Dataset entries
--------

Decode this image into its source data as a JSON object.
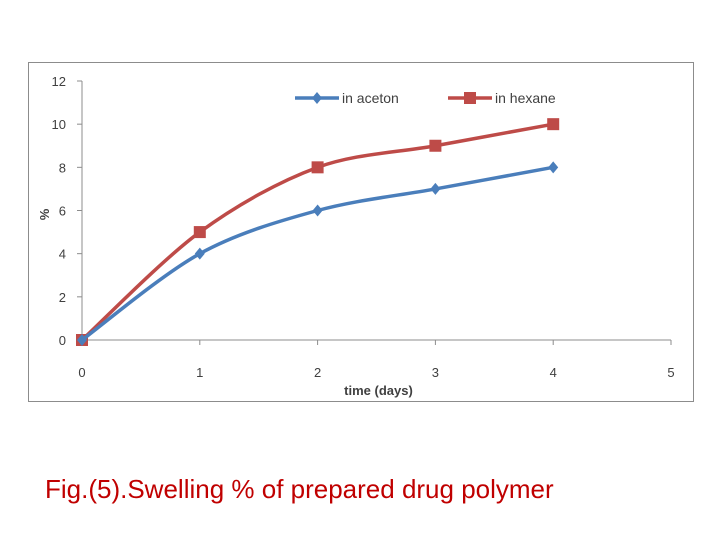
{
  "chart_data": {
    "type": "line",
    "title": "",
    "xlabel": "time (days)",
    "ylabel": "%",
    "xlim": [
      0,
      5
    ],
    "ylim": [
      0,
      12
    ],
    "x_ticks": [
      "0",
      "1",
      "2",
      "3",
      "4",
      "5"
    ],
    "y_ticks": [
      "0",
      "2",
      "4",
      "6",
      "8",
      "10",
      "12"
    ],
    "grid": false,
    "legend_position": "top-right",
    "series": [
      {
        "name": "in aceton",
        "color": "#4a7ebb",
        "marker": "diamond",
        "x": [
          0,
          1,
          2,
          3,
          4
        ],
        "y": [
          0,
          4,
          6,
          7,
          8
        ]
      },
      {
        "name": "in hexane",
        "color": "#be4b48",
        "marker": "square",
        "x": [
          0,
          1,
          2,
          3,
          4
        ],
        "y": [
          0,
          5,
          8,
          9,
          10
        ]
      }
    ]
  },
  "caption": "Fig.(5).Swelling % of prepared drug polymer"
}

--------

[TASK DESCRIPTION]
The records above are to be restated exactly, without their pictures.

[SOLUTION TO THIS EXERCISE]
Decode this image into its source data as a JSON object.
{
  "chart_data": {
    "type": "line",
    "title": "",
    "xlabel": "time (days)",
    "ylabel": "%",
    "xlim": [
      0,
      5
    ],
    "ylim": [
      0,
      12
    ],
    "x_ticks": [
      "0",
      "1",
      "2",
      "3",
      "4",
      "5"
    ],
    "y_ticks": [
      "0",
      "2",
      "4",
      "6",
      "8",
      "10",
      "12"
    ],
    "grid": false,
    "legend_position": "top-right",
    "series": [
      {
        "name": "in aceton",
        "color": "#4a7ebb",
        "marker": "diamond",
        "x": [
          0,
          1,
          2,
          3,
          4
        ],
        "y": [
          0,
          4,
          6,
          7,
          8
        ]
      },
      {
        "name": "in hexane",
        "color": "#be4b48",
        "marker": "square",
        "x": [
          0,
          1,
          2,
          3,
          4
        ],
        "y": [
          0,
          5,
          8,
          9,
          10
        ]
      }
    ]
  },
  "caption": "Fig.(5).Swelling % of prepared drug polymer"
}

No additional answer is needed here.